> [INSTRUCTION]:
Each entry below is to be printed verbatim.

> [DATA SUPPLIED]:

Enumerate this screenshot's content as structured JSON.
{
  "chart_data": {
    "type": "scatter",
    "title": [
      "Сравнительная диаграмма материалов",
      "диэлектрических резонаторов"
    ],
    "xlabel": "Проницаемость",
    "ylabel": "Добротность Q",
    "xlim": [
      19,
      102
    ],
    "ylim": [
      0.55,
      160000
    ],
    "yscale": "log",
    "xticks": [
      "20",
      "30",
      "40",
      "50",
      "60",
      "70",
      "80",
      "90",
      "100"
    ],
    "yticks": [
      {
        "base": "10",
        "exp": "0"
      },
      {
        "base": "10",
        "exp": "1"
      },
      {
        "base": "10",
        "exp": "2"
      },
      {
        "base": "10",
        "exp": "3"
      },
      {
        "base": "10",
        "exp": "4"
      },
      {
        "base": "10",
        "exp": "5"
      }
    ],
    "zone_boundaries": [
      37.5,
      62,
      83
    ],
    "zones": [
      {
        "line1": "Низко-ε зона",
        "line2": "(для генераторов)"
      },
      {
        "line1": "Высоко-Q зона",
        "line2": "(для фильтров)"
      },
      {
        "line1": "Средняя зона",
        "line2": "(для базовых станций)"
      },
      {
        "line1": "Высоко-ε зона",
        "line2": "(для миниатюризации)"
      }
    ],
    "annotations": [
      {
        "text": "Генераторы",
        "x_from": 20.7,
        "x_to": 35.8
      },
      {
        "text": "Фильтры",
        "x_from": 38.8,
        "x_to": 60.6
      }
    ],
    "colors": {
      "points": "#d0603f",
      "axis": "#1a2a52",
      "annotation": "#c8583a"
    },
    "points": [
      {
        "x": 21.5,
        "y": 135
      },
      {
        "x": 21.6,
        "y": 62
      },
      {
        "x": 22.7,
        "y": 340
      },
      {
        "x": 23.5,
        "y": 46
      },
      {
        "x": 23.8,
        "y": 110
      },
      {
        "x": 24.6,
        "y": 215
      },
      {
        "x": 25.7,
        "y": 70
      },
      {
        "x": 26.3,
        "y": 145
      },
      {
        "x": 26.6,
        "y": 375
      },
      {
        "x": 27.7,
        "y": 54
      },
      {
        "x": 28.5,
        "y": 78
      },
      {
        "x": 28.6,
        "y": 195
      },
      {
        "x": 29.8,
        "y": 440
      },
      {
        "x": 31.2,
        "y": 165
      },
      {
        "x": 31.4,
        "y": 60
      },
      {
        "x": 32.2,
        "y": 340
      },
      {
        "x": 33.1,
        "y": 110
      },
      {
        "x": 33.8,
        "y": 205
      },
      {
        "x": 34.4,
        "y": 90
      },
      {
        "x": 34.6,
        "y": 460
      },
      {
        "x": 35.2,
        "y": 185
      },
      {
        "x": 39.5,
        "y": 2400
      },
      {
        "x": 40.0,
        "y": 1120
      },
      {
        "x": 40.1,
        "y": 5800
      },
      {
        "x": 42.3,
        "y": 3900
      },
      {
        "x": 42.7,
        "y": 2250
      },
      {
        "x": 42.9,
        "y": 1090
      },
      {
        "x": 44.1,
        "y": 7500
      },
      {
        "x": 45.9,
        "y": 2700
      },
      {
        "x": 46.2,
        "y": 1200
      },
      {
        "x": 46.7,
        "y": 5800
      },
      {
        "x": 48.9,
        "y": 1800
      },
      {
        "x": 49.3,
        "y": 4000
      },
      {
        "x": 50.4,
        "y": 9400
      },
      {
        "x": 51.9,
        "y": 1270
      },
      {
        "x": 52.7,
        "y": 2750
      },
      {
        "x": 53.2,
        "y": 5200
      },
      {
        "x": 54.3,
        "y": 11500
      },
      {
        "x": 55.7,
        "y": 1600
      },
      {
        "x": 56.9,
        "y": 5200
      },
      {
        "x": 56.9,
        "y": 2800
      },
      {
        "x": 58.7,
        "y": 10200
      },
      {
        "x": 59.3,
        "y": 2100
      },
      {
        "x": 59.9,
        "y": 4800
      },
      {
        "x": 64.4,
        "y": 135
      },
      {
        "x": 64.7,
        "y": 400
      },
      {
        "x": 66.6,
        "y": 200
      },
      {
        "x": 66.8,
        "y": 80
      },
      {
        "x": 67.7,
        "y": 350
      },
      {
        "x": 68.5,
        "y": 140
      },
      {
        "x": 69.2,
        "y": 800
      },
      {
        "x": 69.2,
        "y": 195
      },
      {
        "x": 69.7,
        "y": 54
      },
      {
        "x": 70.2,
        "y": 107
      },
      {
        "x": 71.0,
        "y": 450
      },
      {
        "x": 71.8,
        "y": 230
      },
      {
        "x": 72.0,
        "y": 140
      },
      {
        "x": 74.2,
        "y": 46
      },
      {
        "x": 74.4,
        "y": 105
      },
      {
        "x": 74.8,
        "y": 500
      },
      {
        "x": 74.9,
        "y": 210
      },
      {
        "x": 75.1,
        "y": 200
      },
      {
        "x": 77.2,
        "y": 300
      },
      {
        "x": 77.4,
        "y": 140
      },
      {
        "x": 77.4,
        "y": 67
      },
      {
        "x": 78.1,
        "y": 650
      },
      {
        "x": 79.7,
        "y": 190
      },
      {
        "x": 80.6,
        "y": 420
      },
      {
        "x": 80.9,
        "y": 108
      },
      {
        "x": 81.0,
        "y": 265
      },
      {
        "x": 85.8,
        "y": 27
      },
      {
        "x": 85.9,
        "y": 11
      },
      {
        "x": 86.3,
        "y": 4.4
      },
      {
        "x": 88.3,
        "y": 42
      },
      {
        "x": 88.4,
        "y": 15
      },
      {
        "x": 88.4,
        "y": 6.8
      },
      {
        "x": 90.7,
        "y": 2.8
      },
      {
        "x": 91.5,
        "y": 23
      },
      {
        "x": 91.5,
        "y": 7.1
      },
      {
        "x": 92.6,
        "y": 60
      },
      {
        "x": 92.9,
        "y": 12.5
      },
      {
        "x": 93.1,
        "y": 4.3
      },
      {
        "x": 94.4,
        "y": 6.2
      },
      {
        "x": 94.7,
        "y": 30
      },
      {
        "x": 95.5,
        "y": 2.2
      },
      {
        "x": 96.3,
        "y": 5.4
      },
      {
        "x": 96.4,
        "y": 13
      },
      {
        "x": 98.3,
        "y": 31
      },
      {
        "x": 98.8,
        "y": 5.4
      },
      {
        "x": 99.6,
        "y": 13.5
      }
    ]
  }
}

> [THE ANSWER]:
Enumerate this screenshot's content as structured JSON.
{
  "chart_data": {
    "type": "scatter",
    "title": [
      "Сравнительная диаграмма материалов",
      "диэлектрических резонаторов"
    ],
    "xlabel": "Проницаемость",
    "ylabel": "Добротность Q",
    "xlim": [
      19,
      102
    ],
    "ylim": [
      0.55,
      160000
    ],
    "yscale": "log",
    "xticks": [
      "20",
      "30",
      "40",
      "50",
      "60",
      "70",
      "80",
      "90",
      "100"
    ],
    "yticks": [
      {
        "base": "10",
        "exp": "0"
      },
      {
        "base": "10",
        "exp": "1"
      },
      {
        "base": "10",
        "exp": "2"
      },
      {
        "base": "10",
        "exp": "3"
      },
      {
        "base": "10",
        "exp": "4"
      },
      {
        "base": "10",
        "exp": "5"
      }
    ],
    "zone_boundaries": [
      37.5,
      62,
      83
    ],
    "zones": [
      {
        "line1": "Низко-ε зона",
        "line2": "(для генераторов)"
      },
      {
        "line1": "Высоко-Q зона",
        "line2": "(для фильтров)"
      },
      {
        "line1": "Средняя зона",
        "line2": "(для базовых станций)"
      },
      {
        "line1": "Высоко-ε зона",
        "line2": "(для миниатюризации)"
      }
    ],
    "annotations": [
      {
        "text": "Генераторы",
        "x_from": 20.7,
        "x_to": 35.8
      },
      {
        "text": "Фильтры",
        "x_from": 38.8,
        "x_to": 60.6
      }
    ],
    "colors": {
      "points": "#d0603f",
      "axis": "#1a2a52",
      "annotation": "#c8583a"
    },
    "points": [
      {
        "x": 21.5,
        "y": 135
      },
      {
        "x": 21.6,
        "y": 62
      },
      {
        "x": 22.7,
        "y": 340
      },
      {
        "x": 23.5,
        "y": 46
      },
      {
        "x": 23.8,
        "y": 110
      },
      {
        "x": 24.6,
        "y": 215
      },
      {
        "x": 25.7,
        "y": 70
      },
      {
        "x": 26.3,
        "y": 145
      },
      {
        "x": 26.6,
        "y": 375
      },
      {
        "x": 27.7,
        "y": 54
      },
      {
        "x": 28.5,
        "y": 78
      },
      {
        "x": 28.6,
        "y": 195
      },
      {
        "x": 29.8,
        "y": 440
      },
      {
        "x": 31.2,
        "y": 165
      },
      {
        "x": 31.4,
        "y": 60
      },
      {
        "x": 32.2,
        "y": 340
      },
      {
        "x": 33.1,
        "y": 110
      },
      {
        "x": 33.8,
        "y": 205
      },
      {
        "x": 34.4,
        "y": 90
      },
      {
        "x": 34.6,
        "y": 460
      },
      {
        "x": 35.2,
        "y": 185
      },
      {
        "x": 39.5,
        "y": 2400
      },
      {
        "x": 40.0,
        "y": 1120
      },
      {
        "x": 40.1,
        "y": 5800
      },
      {
        "x": 42.3,
        "y": 3900
      },
      {
        "x": 42.7,
        "y": 2250
      },
      {
        "x": 42.9,
        "y": 1090
      },
      {
        "x": 44.1,
        "y": 7500
      },
      {
        "x": 45.9,
        "y": 2700
      },
      {
        "x": 46.2,
        "y": 1200
      },
      {
        "x": 46.7,
        "y": 5800
      },
      {
        "x": 48.9,
        "y": 1800
      },
      {
        "x": 49.3,
        "y": 4000
      },
      {
        "x": 50.4,
        "y": 9400
      },
      {
        "x": 51.9,
        "y": 1270
      },
      {
        "x": 52.7,
        "y": 2750
      },
      {
        "x": 53.2,
        "y": 5200
      },
      {
        "x": 54.3,
        "y": 11500
      },
      {
        "x": 55.7,
        "y": 1600
      },
      {
        "x": 56.9,
        "y": 5200
      },
      {
        "x": 56.9,
        "y": 2800
      },
      {
        "x": 58.7,
        "y": 10200
      },
      {
        "x": 59.3,
        "y": 2100
      },
      {
        "x": 59.9,
        "y": 4800
      },
      {
        "x": 64.4,
        "y": 135
      },
      {
        "x": 64.7,
        "y": 400
      },
      {
        "x": 66.6,
        "y": 200
      },
      {
        "x": 66.8,
        "y": 80
      },
      {
        "x": 67.7,
        "y": 350
      },
      {
        "x": 68.5,
        "y": 140
      },
      {
        "x": 69.2,
        "y": 800
      },
      {
        "x": 69.2,
        "y": 195
      },
      {
        "x": 69.7,
        "y": 54
      },
      {
        "x": 70.2,
        "y": 107
      },
      {
        "x": 71.0,
        "y": 450
      },
      {
        "x": 71.8,
        "y": 230
      },
      {
        "x": 72.0,
        "y": 140
      },
      {
        "x": 74.2,
        "y": 46
      },
      {
        "x": 74.4,
        "y": 105
      },
      {
        "x": 74.8,
        "y": 500
      },
      {
        "x": 74.9,
        "y": 210
      },
      {
        "x": 75.1,
        "y": 200
      },
      {
        "x": 77.2,
        "y": 300
      },
      {
        "x": 77.4,
        "y": 140
      },
      {
        "x": 77.4,
        "y": 67
      },
      {
        "x": 78.1,
        "y": 650
      },
      {
        "x": 79.7,
        "y": 190
      },
      {
        "x": 80.6,
        "y": 420
      },
      {
        "x": 80.9,
        "y": 108
      },
      {
        "x": 81.0,
        "y": 265
      },
      {
        "x": 85.8,
        "y": 27
      },
      {
        "x": 85.9,
        "y": 11
      },
      {
        "x": 86.3,
        "y": 4.4
      },
      {
        "x": 88.3,
        "y": 42
      },
      {
        "x": 88.4,
        "y": 15
      },
      {
        "x": 88.4,
        "y": 6.8
      },
      {
        "x": 90.7,
        "y": 2.8
      },
      {
        "x": 91.5,
        "y": 23
      },
      {
        "x": 91.5,
        "y": 7.1
      },
      {
        "x": 92.6,
        "y": 60
      },
      {
        "x": 92.9,
        "y": 12.5
      },
      {
        "x": 93.1,
        "y": 4.3
      },
      {
        "x": 94.4,
        "y": 6.2
      },
      {
        "x": 94.7,
        "y": 30
      },
      {
        "x": 95.5,
        "y": 2.2
      },
      {
        "x": 96.3,
        "y": 5.4
      },
      {
        "x": 96.4,
        "y": 13
      },
      {
        "x": 98.3,
        "y": 31
      },
      {
        "x": 98.8,
        "y": 5.4
      },
      {
        "x": 99.6,
        "y": 13.5
      }
    ]
  }
}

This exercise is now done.